- **ФРАГМЕНТ ТЕКСТА**
>>>
После Гельсингфорса начались шхеры. Жемчужная гладь северного моря. Прозрачный воздух. Мягкое солнце. Скалистые острова, покрытые купами елей и сосен. В густой хвое сверкают стволы берез. Острова и скалы свободно разбросаны в море рукой взволнованного художника-великана.
Пароход режет воду… Евгений Богратионович старается отвязаться от назойливого попутчика-комиссионера.
В Стокгольме Вахтангов шесть часов бродит по улицам. Ищет комнату. По случаю олимпийских игр в городе комнаты дорога. Наконец, русскому гостю сдают комнату за две кроны в день.
18 июня остается 14 крон 55 эре. Дальше в записной книжечке лаконичные строки:
«20 июня 1912 года. Перевода нет. Страшно. Что-то будет. Нигде не был. Только купался. Ибо всюду нужны деньги. К вечеру 4 кроны 20!
21-го. Дал домой телеграмму. К вечеру 1 кр. 35! Больше одного дня просуществовать трудно».
25-го послано письмо Надежде Михайловне:
«Объявилась масса приятелей-шведов. Теперь через них устраиваюсь на пансион к одному инженеру, который живет в своей вилле часах в 10 от Стокгольма. Это на юге Швеции. Я забыл название городка. У них своя яхточка. Ежедневно будем выезжать в море, купаться и лежать на солнце. Обстановка жизни и стол – простые, почти деревенские. Режим шведский – все в определенный час. Народ они здоровый – геркулесы. Отчего же мне не пожить в семье, вскормившей геркулесов? И если мне будет недорого, я поеду, ибо санатория не дождешься. Дерут здесь ужасно. На пансион гораздо дешевле. Ну видишь, как все благополучно сложилось».
<<<
- **ЧТО ТРЕБУЕТСЯ**
1. За сколько крон в день Вахтангову сдали комнату в Стокгольме, согласно фрагменту?
2. Перепишите дословно часть фрагмента: начните с места, где стоят слова «После Гельсингфорса начались», и остановитесь после слов «от назойливого попутчика-комиссионера.».

- **ИСХОДНЫЕ ДАННЫЕ**
>>>
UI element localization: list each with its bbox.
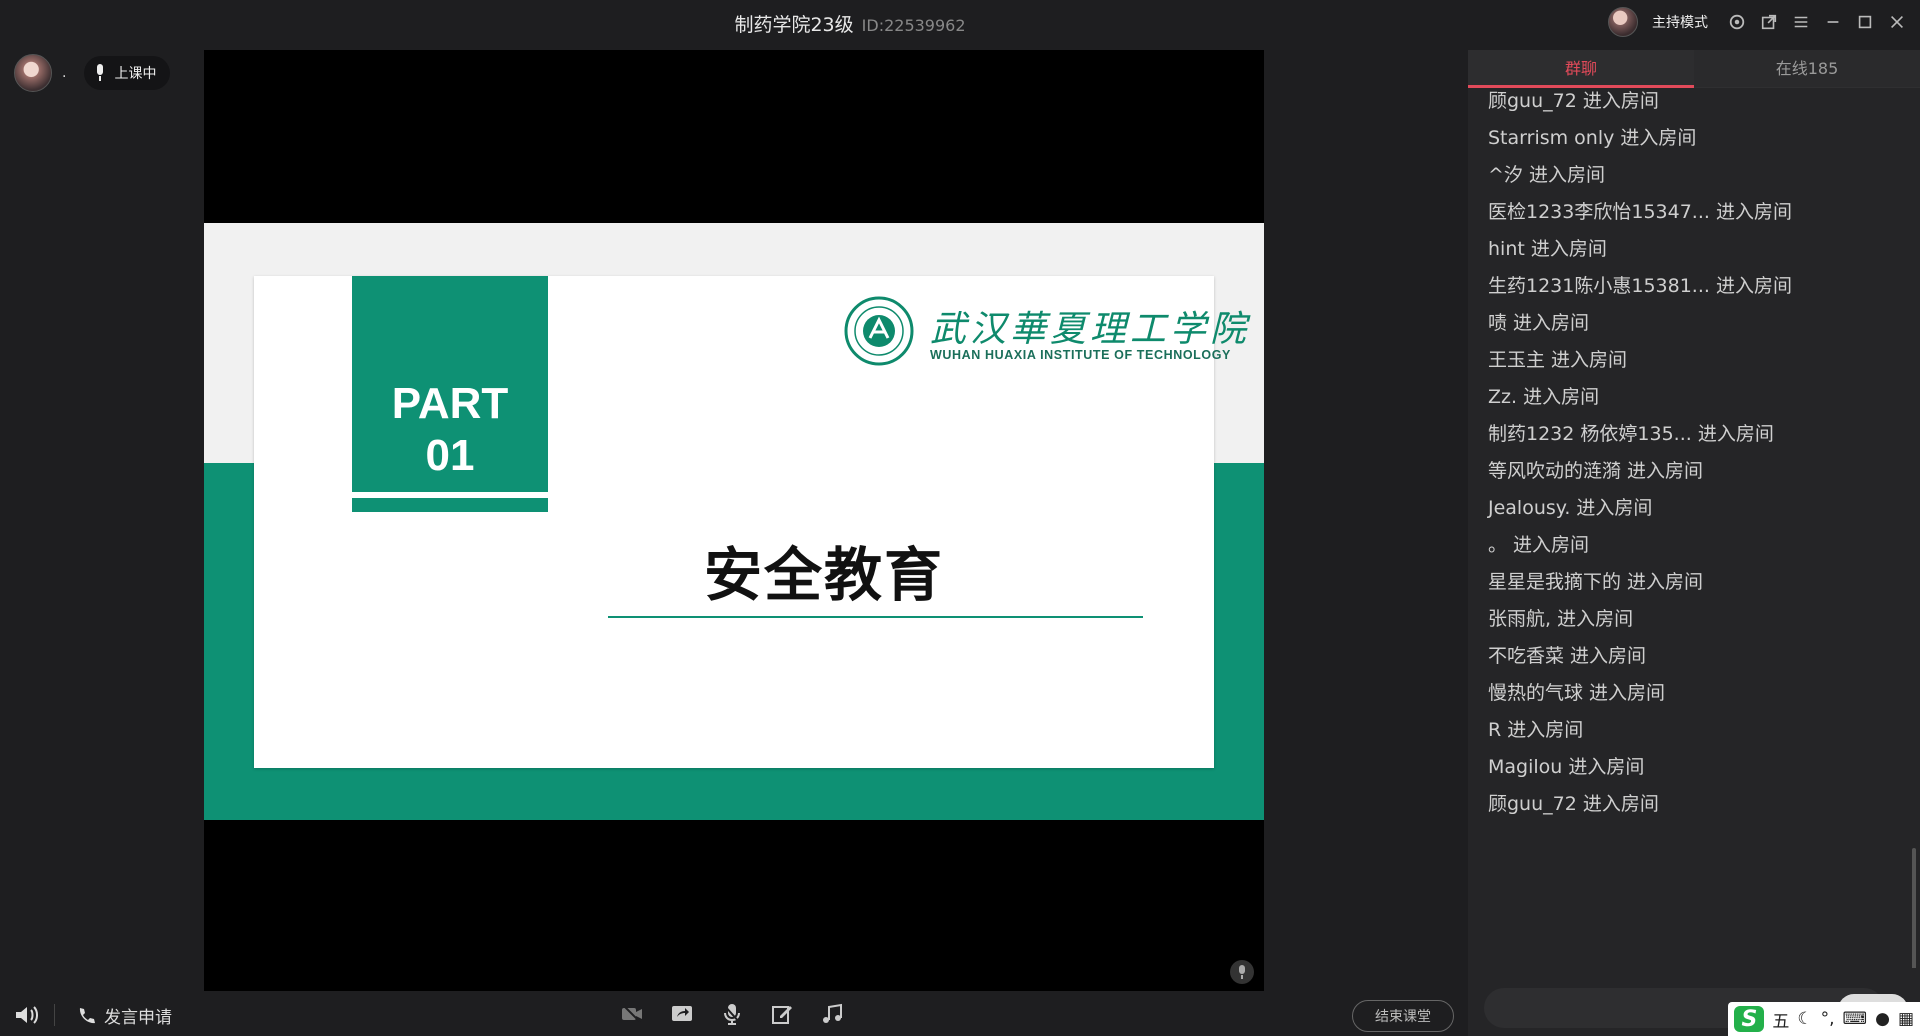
- list-item: 星星是我摘下的 进入房间: [1488, 571, 1704, 593]
- part-box: PART 01: [352, 276, 548, 512]
- title-underline: [608, 616, 1143, 618]
- tab-online[interactable]: 在线185: [1694, 50, 1920, 87]
- school-name-cn: 武汉華夏理工学院: [930, 309, 1251, 350]
- stage-mic-icon[interactable]: [1230, 960, 1254, 984]
- slide-title: 安全教育: [703, 541, 944, 609]
- grid-icon[interactable]: ▦: [1898, 1009, 1914, 1029]
- list-item: 。 进入房间: [1488, 534, 1590, 556]
- teacher-status: . 上课中: [14, 54, 171, 92]
- list-item: 王玉主 进入房间: [1488, 349, 1628, 371]
- volume-icon[interactable]: [14, 1004, 40, 1026]
- class-state-label: 上课中: [114, 66, 157, 82]
- camera-off-icon[interactable]: [620, 1002, 644, 1026]
- window-controls: 主持模式: [1608, 7, 1906, 37]
- list-item: R 进入房间: [1488, 719, 1584, 741]
- speak-request-button[interactable]: 发言申请: [76, 1003, 172, 1028]
- host-avatar[interactable]: [1608, 7, 1638, 37]
- chat-scrollbar[interactable]: [1912, 848, 1916, 968]
- list-item: 医检1233李欣怡15347... 进入房间: [1488, 201, 1792, 223]
- side-panel: 群聊 在线185 顾guu_72 进入房间 Starrism only 进入房间…: [1468, 50, 1920, 1036]
- divider: [54, 1004, 55, 1026]
- ime-toolbar: S 五 ☾ °, ⌨ ● ▦: [1728, 1002, 1920, 1036]
- school-logo: 武汉華夏理工学院 WUHAN HUAXIA INSTITUTE OF TECHN…: [844, 296, 1246, 376]
- settings-icon[interactable]: [1728, 13, 1746, 31]
- media-tools: [620, 1002, 844, 1026]
- list-item: 顾guu_72 进入房间: [1488, 90, 1659, 112]
- list-item: 制药1232 杨依婷135... 进入房间: [1488, 423, 1774, 445]
- panel-tabs: 群聊 在线185: [1468, 50, 1920, 88]
- screen-share-icon[interactable]: [670, 1002, 694, 1026]
- user-icon[interactable]: ●: [1875, 1009, 1890, 1029]
- teacher-name: .: [62, 65, 67, 81]
- window-title: 制药学院23级 ID:22539962: [0, 10, 1700, 37]
- mic-icon: [97, 64, 104, 81]
- list-item: hint 进入房间: [1488, 238, 1607, 260]
- moon-icon[interactable]: ☾: [1797, 1009, 1812, 1029]
- teacher-avatar[interactable]: [14, 54, 52, 92]
- part-number: 01: [425, 431, 475, 480]
- school-name-en: WUHAN HUAXIA INSTITUTE OF TECHNOLOGY: [930, 348, 1231, 362]
- class-name: 制药学院23级: [734, 14, 854, 36]
- ime-mode[interactable]: 五: [1772, 1007, 1789, 1032]
- list-item: 生药1231陈小惠15381... 进入房间: [1488, 275, 1792, 297]
- list-item: Magilou 进入房间: [1488, 756, 1645, 778]
- list-item: 张雨航, 进入房间: [1488, 608, 1634, 630]
- list-item: Jealousy. 进入房间: [1488, 497, 1653, 519]
- music-icon[interactable]: [820, 1002, 844, 1026]
- bottom-toolbar: 发言申请 结束课堂: [0, 994, 1468, 1036]
- minimize-icon[interactable]: [1824, 13, 1842, 31]
- list-item: 慢热的气球 进入房间: [1488, 682, 1666, 704]
- ime-logo-icon[interactable]: S: [1734, 1006, 1765, 1032]
- list-item: Starrism only 进入房间: [1488, 127, 1697, 149]
- room-id: ID:22539962: [861, 16, 966, 35]
- popout-icon[interactable]: [1760, 13, 1778, 31]
- microphone-off-icon[interactable]: [720, 1002, 744, 1026]
- keyboard-icon[interactable]: ⌨: [1843, 1009, 1868, 1029]
- maximize-icon[interactable]: [1856, 13, 1874, 31]
- school-seal-icon: [844, 296, 914, 366]
- edit-icon[interactable]: [770, 1002, 794, 1026]
- menu-icon[interactable]: [1792, 13, 1810, 31]
- list-item: ^汐 进入房间: [1488, 164, 1605, 186]
- punctuation-icon[interactable]: °,: [1821, 1009, 1835, 1029]
- slide: PART 01 武汉華夏理工学院 WUHAN HUAXIA INSTITUTE …: [204, 223, 1264, 820]
- host-mode-label[interactable]: 主持模式: [1652, 12, 1708, 32]
- list-item: 等风吹动的涟漪 进入房间: [1488, 460, 1704, 482]
- title-bar: 制药学院23级 ID:22539962 主持模式: [0, 0, 1920, 44]
- tab-group-chat[interactable]: 群聊: [1468, 50, 1694, 88]
- speak-request-label: 发言申请: [104, 1008, 172, 1028]
- end-class-button[interactable]: 结束课堂: [1352, 1000, 1454, 1032]
- phone-icon: [79, 1007, 95, 1023]
- part-word: PART: [391, 379, 509, 428]
- chat-message-list[interactable]: 顾guu_72 进入房间 Starrism only 进入房间 ^汐 进入房间 …: [1468, 88, 1920, 968]
- presentation-stage: PART 01 武汉華夏理工学院 WUHAN HUAXIA INSTITUTE …: [204, 50, 1264, 991]
- list-item: 不吃香菜 进入房间: [1488, 645, 1647, 667]
- close-icon[interactable]: [1888, 13, 1906, 31]
- list-item: 顾guu_72 进入房间: [1488, 793, 1659, 815]
- list-item: 啧 进入房间: [1488, 312, 1590, 334]
- list-item: Zz. 进入房间: [1488, 386, 1600, 408]
- class-state-badge: 上课中: [84, 56, 171, 90]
<<<
- **РЕШЕНИЯ ЗАДАЧ**
1. За две кроны в день.

2.
После Гельсингфорса начались шхеры. Жемчужная гладь северного моря. Прозрачный воздух. Мягкое солнце. Скалистые острова, покрытые купами елей и сосен. В густой хвое сверкают стволы берез. Острова и скалы свободно разбросаны в море рукой взволнованного художника-великана.
Пароход режет воду… Евгений Богратионович старается отвязаться от назойливого попутчика-комиссионера.